[Recorded data]
begin
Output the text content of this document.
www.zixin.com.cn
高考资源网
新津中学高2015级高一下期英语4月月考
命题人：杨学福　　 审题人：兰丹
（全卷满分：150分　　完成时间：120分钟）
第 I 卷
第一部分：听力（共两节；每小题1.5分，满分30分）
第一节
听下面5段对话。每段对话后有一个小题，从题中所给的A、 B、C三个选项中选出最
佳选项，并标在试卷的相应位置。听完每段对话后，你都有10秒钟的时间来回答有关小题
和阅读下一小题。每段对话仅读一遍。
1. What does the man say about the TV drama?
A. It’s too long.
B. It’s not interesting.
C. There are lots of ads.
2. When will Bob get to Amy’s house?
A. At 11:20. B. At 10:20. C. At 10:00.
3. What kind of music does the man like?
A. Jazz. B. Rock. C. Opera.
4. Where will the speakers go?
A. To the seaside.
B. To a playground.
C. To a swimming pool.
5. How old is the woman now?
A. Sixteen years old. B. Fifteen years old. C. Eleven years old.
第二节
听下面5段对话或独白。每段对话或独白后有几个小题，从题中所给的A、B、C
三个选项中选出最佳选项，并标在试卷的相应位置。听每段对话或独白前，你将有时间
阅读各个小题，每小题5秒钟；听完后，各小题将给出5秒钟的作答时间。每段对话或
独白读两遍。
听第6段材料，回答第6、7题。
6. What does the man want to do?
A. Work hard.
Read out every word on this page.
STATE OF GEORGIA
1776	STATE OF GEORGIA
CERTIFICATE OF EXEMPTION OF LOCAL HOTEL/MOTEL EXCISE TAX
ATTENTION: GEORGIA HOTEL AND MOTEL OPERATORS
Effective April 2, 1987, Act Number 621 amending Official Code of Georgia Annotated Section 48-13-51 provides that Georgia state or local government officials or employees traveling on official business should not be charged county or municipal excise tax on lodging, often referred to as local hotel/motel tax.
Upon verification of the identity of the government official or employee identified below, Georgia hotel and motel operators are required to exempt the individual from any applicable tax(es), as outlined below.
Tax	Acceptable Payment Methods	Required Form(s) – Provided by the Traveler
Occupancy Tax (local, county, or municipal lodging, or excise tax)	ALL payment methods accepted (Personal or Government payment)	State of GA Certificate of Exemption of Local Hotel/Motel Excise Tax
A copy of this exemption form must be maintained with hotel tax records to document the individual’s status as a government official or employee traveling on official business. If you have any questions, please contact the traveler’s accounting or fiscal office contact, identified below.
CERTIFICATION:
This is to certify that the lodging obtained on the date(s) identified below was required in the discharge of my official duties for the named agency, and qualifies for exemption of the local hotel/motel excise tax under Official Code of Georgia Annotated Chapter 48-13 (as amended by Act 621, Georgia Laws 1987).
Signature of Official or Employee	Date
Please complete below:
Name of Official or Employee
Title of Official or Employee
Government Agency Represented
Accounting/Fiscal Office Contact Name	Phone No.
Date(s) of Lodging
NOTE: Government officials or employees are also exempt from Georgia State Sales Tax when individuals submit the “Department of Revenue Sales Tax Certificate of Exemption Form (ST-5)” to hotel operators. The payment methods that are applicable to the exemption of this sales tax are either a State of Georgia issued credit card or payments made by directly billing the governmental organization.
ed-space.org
end
Retype every record above exactly as written.

Output the text content of this document.
www.zixin.com.cn
高考资源网
新津中学高2015级高一下期英语4月月考
命题人：杨学福　　 审题人：兰丹
（全卷满分：150分　　完成时间：120分钟）
第 I 卷
第一部分：听力（共两节；每小题1.5分，满分30分）
第一节
听下面5段对话。每段对话后有一个小题，从题中所给的A、 B、C三个选项中选出最
佳选项，并标在试卷的相应位置。听完每段对话后，你都有10秒钟的时间来回答有关小题
和阅读下一小题。每段对话仅读一遍。
1. What does the man say about the TV drama?
A. It’s too long.
B. It’s not interesting.
C. There are lots of ads.
2. When will Bob get to Amy’s house?
A. At 11:20. B. At 10:20. C. At 10:00.
3. What kind of music does the man like?
A. Jazz. B. Rock. C. Opera.
4. Where will the speakers go?
A. To the seaside.
B. To a playground.
C. To a swimming pool.
5. How old is the woman now?
A. Sixteen years old. B. Fifteen years old. C. Eleven years old.
第二节
听下面5段对话或独白。每段对话或独白后有几个小题，从题中所给的A、B、C
三个选项中选出最佳选项，并标在试卷的相应位置。听每段对话或独白前，你将有时间
阅读各个小题，每小题5秒钟；听完后，各小题将给出5秒钟的作答时间。每段对话或
独白读两遍。
听第6段材料，回答第6、7题。
6. What does the man want to do?
A. Work hard.
Read out every word on this page.
STATE OF GEORGIA
1776	STATE OF GEORGIA
CERTIFICATE OF EXEMPTION OF LOCAL HOTEL/MOTEL EXCISE TAX
ATTENTION: GEORGIA HOTEL AND MOTEL OPERATORS
Effective April 2, 1987, Act Number 621 amending Official Code of Georgia Annotated Section 48-13-51 provides that Georgia state or local government officials or employees traveling on official business should not be charged county or municipal excise tax on lodging, often referred to as local hotel/motel tax.
Upon verification of the identity of the government official or employee identified below, Georgia hotel and motel operators are required to exempt the individual from any applicable tax(es), as outlined below.
Tax	Acceptable Payment Methods	Required Form(s) – Provided by the Traveler
Occupancy Tax (local, county, or municipal lodging, or excise tax)	ALL payment methods accepted (Personal or Government payment)	State of GA Certificate of Exemption of Local Hotel/Motel Excise Tax
A copy of this exemption form must be maintained with hotel tax records to document the individual’s status as a government official or employee traveling on official business. If you have any questions, please contact the traveler’s accounting or fiscal office contact, identified below.
CERTIFICATION:
This is to certify that the lodging obtained on the date(s) identified below was required in the discharge of my official duties for the named agency, and qualifies for exemption of the local hotel/motel excise tax under Official Code of Georgia Annotated Chapter 48-13 (as amended by Act 621, Georgia Laws 1987).
Signature of Official or Employee	Date
Please complete below:
Name of Official or Employee
Title of Official or Employee
Government Agency Represented
Accounting/Fiscal Office Contact Name	Phone No.
Date(s) of Lodging
NOTE: Government officials or employees are also exempt from Georgia State Sales Tax when individuals submit the “Department of Revenue Sales Tax Certificate of Exemption Form (ST-5)” to hotel operators. The payment methods that are applicable to the exemption of this sales tax are either a State of Georgia issued credit card or payments made by directly billing the governmental organization.
ed-space.org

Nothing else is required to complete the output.